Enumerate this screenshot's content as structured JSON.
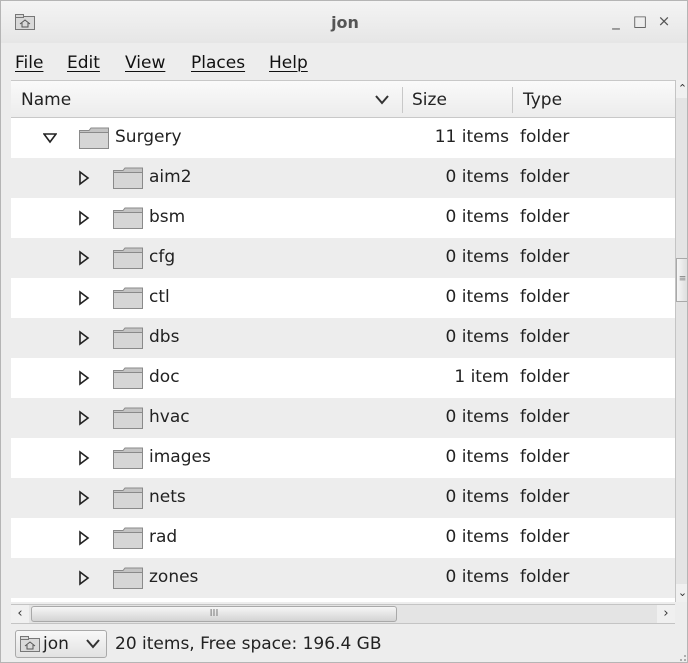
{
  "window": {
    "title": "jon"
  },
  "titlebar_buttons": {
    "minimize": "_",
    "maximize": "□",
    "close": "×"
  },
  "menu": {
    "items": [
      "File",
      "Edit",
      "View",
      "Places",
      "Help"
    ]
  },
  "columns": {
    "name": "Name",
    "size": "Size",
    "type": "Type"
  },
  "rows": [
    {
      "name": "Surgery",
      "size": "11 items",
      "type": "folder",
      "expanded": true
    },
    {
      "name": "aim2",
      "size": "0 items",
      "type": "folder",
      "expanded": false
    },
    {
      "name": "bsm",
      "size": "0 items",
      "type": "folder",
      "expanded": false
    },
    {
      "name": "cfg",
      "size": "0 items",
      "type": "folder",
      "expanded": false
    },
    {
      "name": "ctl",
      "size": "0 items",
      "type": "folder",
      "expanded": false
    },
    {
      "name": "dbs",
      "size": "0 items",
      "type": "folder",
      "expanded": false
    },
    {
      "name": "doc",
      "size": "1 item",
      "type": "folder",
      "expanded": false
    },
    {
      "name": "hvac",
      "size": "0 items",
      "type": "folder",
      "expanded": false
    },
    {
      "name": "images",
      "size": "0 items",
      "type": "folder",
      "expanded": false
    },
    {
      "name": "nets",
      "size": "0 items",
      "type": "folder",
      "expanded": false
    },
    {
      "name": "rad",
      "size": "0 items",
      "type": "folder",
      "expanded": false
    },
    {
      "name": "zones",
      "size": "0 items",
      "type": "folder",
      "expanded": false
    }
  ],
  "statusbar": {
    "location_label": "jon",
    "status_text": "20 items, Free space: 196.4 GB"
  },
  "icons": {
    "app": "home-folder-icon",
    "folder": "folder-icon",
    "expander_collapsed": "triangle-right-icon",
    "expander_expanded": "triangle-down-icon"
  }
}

────────────────

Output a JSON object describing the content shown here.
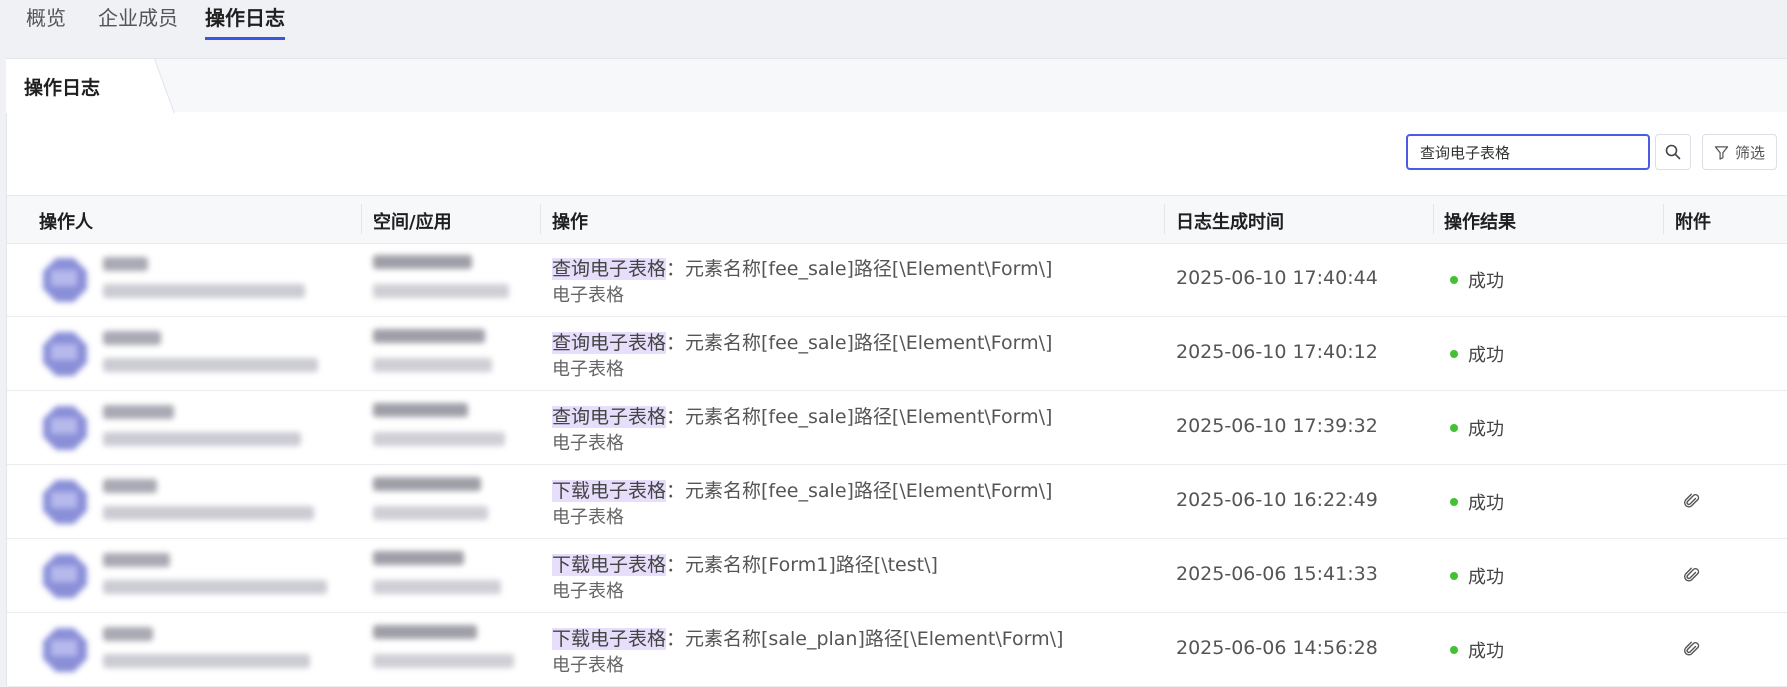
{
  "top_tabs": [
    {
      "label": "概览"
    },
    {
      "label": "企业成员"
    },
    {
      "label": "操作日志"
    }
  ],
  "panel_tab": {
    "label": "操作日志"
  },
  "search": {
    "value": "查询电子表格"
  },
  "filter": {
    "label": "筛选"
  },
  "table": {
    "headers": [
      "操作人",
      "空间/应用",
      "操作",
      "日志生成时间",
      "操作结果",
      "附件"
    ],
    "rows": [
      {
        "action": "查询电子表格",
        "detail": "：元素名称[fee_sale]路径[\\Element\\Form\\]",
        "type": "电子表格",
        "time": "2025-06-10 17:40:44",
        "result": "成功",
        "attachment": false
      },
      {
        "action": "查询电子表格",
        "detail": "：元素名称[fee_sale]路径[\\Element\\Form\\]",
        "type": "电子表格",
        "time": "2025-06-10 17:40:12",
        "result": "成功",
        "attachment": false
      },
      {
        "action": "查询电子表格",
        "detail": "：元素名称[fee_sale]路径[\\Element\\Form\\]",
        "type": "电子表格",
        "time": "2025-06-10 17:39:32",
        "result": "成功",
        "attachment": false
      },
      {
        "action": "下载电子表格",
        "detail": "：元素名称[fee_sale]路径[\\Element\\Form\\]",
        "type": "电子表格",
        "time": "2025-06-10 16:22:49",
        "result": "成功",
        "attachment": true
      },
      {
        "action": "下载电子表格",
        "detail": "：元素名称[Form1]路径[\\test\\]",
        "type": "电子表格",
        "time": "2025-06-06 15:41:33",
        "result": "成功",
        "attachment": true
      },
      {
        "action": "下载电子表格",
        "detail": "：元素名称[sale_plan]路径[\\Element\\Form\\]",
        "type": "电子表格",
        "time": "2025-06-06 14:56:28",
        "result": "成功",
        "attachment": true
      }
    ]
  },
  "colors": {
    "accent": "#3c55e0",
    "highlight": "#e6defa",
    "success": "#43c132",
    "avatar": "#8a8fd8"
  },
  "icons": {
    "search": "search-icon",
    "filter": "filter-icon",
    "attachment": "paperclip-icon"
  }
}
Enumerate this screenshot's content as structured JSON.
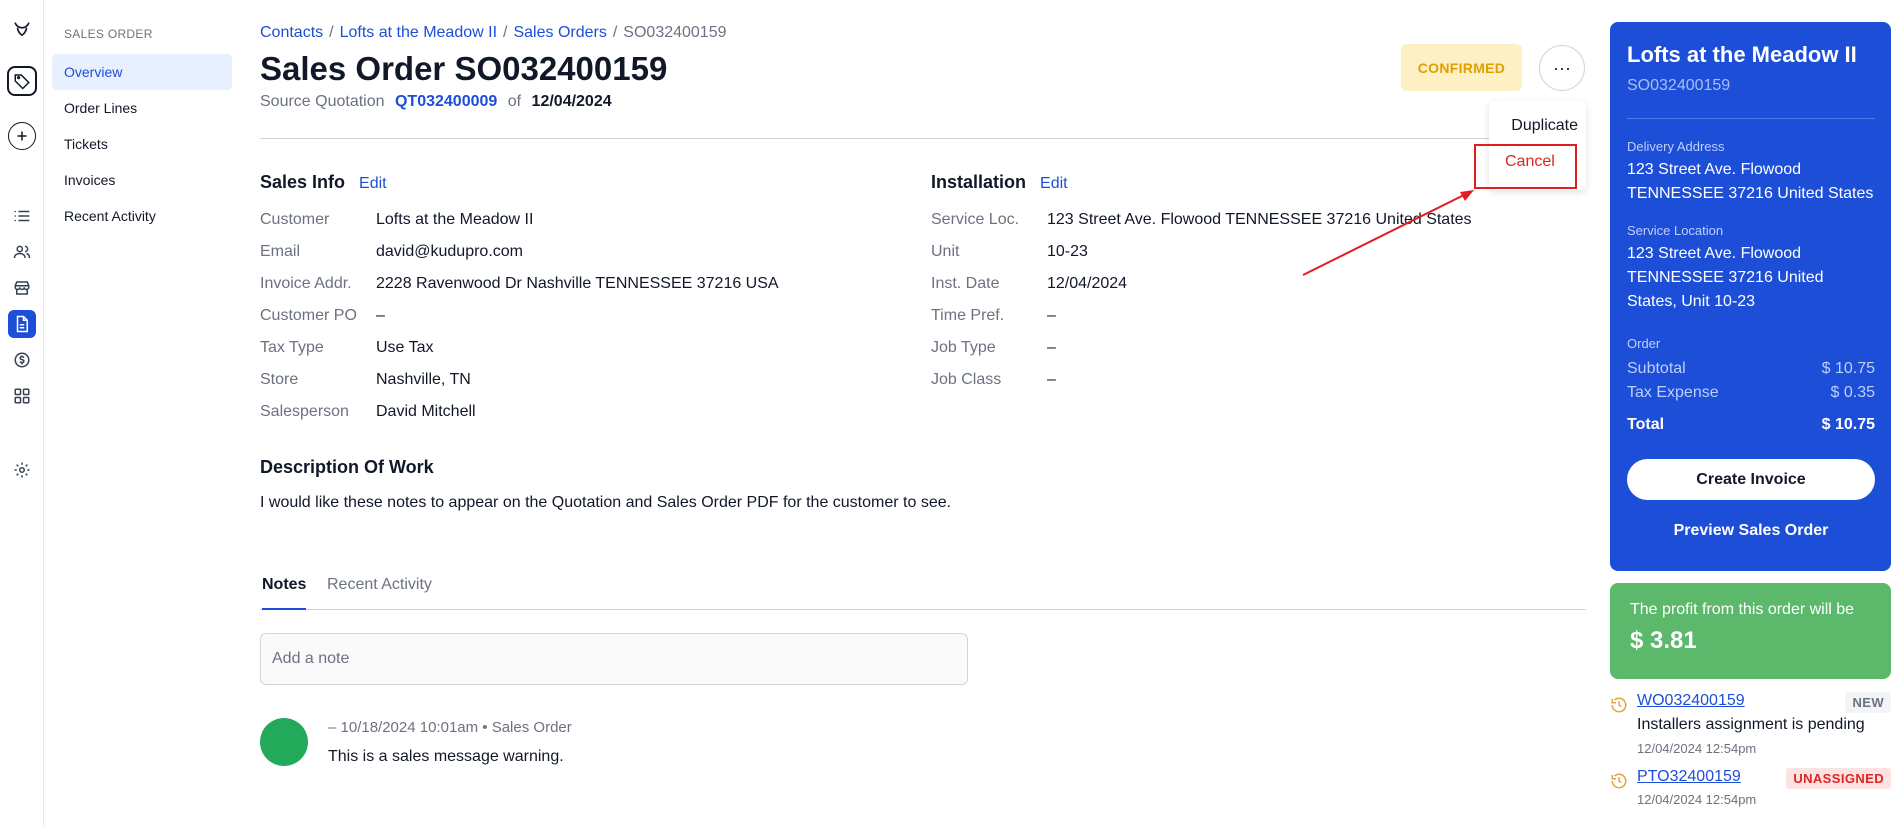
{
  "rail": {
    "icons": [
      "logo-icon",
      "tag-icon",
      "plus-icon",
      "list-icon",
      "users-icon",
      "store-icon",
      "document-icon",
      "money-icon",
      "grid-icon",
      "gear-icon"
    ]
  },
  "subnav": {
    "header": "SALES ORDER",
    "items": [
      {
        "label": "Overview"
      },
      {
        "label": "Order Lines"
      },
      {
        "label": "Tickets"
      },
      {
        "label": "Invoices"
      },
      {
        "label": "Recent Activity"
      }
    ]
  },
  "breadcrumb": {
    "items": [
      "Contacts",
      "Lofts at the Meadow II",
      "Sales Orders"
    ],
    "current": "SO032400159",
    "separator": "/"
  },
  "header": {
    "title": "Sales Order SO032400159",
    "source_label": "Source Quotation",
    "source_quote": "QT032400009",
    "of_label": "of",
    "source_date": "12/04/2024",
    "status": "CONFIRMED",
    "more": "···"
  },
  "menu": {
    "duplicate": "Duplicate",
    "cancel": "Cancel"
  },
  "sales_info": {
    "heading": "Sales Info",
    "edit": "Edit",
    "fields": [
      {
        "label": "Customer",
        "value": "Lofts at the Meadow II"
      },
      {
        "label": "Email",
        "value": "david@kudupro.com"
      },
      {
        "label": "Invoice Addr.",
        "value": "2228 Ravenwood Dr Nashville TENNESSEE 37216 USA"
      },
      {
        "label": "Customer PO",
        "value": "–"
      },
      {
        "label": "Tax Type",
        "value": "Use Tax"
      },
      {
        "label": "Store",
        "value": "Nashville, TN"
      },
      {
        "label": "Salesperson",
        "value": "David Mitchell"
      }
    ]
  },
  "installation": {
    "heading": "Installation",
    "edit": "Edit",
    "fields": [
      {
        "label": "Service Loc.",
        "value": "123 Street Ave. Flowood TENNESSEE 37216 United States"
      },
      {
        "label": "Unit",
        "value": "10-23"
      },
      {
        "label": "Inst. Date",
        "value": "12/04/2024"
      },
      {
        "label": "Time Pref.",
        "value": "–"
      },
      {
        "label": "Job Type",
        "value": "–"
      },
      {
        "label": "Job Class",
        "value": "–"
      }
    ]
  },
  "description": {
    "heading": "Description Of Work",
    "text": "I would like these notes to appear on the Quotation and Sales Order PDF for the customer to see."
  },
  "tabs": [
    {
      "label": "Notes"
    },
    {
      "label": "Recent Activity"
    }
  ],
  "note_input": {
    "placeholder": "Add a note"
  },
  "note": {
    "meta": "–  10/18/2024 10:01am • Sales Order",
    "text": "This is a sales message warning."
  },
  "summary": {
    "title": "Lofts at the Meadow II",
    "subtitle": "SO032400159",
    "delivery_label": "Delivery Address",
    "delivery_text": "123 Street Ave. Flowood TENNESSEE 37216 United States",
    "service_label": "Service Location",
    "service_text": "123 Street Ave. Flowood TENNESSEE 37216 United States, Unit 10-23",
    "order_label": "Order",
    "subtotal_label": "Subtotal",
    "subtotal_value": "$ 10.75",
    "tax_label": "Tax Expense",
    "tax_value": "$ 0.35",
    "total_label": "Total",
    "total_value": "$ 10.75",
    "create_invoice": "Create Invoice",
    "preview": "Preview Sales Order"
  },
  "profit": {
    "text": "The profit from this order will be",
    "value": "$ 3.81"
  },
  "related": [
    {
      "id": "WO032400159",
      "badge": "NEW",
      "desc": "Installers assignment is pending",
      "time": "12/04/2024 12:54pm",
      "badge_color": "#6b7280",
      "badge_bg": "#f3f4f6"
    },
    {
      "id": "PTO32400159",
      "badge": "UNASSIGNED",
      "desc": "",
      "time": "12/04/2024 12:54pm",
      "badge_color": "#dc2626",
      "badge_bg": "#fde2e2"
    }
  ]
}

────────────────

> _TASK DIRECTIONS_
In the material above, find each line that contains the word "Activity", and select it.

> _EXERCISE RESPONSE_
        "label": "Recent Activity"
      "label": "Recent Activity"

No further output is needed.